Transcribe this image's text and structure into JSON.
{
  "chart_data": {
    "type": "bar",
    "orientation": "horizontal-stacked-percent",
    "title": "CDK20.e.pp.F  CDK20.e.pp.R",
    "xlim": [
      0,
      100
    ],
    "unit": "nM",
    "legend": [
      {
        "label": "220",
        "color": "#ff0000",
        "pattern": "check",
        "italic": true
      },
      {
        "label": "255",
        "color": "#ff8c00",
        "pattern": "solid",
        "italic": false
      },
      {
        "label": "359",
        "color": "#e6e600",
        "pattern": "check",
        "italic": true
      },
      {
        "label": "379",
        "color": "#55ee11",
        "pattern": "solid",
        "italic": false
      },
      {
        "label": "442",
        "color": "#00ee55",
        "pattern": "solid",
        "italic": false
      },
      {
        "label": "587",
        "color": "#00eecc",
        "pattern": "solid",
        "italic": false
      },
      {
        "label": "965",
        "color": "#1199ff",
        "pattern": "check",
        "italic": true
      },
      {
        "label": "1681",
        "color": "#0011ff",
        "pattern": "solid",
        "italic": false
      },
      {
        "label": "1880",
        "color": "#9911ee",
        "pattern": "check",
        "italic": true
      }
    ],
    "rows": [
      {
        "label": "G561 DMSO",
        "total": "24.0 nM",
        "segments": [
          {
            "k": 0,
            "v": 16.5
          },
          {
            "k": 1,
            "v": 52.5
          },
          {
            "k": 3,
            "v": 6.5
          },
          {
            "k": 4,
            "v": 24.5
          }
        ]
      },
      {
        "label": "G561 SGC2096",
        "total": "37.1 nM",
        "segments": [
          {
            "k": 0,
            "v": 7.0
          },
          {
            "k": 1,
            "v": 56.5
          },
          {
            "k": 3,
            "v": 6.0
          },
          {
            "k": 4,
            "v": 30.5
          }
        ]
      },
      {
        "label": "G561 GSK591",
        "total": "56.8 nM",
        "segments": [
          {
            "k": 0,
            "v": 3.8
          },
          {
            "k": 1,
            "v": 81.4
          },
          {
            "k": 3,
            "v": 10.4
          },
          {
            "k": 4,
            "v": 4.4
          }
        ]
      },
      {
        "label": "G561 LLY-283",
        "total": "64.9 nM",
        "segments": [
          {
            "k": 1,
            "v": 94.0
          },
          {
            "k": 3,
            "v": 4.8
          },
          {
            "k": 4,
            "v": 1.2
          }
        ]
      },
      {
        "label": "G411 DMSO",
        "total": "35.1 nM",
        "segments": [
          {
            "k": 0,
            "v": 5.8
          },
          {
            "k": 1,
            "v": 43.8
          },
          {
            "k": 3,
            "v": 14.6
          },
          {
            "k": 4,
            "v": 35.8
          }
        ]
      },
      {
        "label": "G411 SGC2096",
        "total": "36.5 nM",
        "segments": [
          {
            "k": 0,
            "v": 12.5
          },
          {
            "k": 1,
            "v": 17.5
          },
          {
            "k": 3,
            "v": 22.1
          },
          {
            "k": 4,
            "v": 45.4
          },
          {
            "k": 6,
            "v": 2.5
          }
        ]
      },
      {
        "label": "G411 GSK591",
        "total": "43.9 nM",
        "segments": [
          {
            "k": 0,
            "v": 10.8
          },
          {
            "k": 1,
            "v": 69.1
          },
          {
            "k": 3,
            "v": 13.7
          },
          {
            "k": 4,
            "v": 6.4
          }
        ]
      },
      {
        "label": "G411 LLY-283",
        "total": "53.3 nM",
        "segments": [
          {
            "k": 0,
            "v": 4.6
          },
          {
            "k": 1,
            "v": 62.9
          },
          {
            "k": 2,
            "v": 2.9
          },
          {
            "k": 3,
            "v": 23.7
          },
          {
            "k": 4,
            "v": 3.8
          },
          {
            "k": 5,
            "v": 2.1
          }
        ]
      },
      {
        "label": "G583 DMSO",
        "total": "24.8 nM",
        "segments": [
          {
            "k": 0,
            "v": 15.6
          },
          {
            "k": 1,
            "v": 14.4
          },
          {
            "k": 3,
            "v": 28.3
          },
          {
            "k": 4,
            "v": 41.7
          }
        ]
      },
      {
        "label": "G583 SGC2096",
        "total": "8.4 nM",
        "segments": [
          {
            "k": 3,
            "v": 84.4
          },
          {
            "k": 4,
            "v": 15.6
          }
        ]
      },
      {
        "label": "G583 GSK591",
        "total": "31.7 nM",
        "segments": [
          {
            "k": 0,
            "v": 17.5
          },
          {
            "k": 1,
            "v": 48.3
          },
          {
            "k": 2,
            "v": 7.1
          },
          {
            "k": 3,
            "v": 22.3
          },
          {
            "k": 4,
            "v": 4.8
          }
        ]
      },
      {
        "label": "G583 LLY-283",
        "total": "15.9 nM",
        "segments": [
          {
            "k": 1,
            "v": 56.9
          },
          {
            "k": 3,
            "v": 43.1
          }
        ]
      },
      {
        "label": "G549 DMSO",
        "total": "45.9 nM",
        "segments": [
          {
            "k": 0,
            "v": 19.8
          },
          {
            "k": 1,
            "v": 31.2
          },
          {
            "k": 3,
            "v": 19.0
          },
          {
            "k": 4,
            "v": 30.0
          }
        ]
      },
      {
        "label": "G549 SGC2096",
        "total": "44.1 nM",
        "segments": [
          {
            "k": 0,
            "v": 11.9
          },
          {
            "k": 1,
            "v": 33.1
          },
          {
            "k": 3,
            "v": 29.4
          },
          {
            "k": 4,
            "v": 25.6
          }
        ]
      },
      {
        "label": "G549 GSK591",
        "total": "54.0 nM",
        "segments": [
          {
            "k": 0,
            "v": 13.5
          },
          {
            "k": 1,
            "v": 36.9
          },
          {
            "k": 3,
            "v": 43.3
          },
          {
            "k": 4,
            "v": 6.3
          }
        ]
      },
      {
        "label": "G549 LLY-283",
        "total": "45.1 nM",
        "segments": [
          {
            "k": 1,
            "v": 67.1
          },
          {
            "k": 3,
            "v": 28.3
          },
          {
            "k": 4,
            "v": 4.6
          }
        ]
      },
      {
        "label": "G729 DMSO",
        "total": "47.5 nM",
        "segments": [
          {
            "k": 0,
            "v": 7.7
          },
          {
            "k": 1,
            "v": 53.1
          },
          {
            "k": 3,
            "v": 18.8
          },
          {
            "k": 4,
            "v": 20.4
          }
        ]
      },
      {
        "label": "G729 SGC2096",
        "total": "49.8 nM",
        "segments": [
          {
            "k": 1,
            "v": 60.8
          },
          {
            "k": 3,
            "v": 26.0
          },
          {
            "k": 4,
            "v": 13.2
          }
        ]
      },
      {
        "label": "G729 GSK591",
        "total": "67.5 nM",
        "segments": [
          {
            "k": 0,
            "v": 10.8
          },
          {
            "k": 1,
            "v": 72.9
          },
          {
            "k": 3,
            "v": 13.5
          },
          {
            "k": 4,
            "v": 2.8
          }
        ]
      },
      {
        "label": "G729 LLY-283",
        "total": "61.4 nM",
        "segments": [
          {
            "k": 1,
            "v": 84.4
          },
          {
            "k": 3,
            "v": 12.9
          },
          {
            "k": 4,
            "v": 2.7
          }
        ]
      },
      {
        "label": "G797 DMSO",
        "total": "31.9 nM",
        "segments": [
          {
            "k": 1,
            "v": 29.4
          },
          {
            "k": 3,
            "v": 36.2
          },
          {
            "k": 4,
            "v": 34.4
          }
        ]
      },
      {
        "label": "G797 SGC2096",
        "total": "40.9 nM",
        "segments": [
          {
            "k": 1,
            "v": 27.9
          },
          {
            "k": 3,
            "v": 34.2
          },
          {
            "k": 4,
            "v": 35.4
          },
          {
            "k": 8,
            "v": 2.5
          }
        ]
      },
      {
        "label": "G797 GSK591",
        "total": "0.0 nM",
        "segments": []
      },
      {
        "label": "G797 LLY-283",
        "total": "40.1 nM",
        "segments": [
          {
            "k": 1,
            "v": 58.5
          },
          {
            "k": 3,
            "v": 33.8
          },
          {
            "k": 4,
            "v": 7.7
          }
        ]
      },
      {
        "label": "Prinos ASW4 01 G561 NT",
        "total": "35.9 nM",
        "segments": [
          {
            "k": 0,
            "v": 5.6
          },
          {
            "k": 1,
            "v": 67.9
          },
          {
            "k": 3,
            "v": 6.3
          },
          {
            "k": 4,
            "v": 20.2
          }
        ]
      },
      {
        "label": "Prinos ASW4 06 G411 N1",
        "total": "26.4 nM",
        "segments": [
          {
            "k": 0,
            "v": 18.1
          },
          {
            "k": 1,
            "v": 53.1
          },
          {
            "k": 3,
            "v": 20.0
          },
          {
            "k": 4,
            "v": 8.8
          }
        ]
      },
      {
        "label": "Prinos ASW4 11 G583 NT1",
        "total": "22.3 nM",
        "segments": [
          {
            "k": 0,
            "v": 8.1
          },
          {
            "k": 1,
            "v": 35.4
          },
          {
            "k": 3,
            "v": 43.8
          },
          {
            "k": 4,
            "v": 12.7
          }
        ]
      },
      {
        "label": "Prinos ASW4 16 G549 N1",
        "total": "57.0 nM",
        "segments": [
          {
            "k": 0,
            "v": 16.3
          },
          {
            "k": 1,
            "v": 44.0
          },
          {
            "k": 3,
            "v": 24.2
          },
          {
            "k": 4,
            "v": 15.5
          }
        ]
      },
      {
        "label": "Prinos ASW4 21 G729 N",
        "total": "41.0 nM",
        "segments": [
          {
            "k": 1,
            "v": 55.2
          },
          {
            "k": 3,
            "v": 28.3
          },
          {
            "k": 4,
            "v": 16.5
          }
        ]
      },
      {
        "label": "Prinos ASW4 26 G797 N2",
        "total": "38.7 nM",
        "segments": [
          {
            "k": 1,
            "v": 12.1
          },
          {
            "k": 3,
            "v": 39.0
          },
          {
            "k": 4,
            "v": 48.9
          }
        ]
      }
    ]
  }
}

##########

AIM OF THE EXERCISE
Pick out the lines that contain "Prinos" and copy them.

SOLUTION TO THIS EXERCISE
        "label": "Prinos ASW4 01 G561 NT",
        "label": "Prinos ASW4 06 G411 N1",
        "label": "Prinos ASW4 11 G583 NT1",
        "label": "Prinos ASW4 16 G549 N1",
        "label": "Prinos ASW4 21 G729 N",
        "label": "Prinos ASW4 26 G797 N2",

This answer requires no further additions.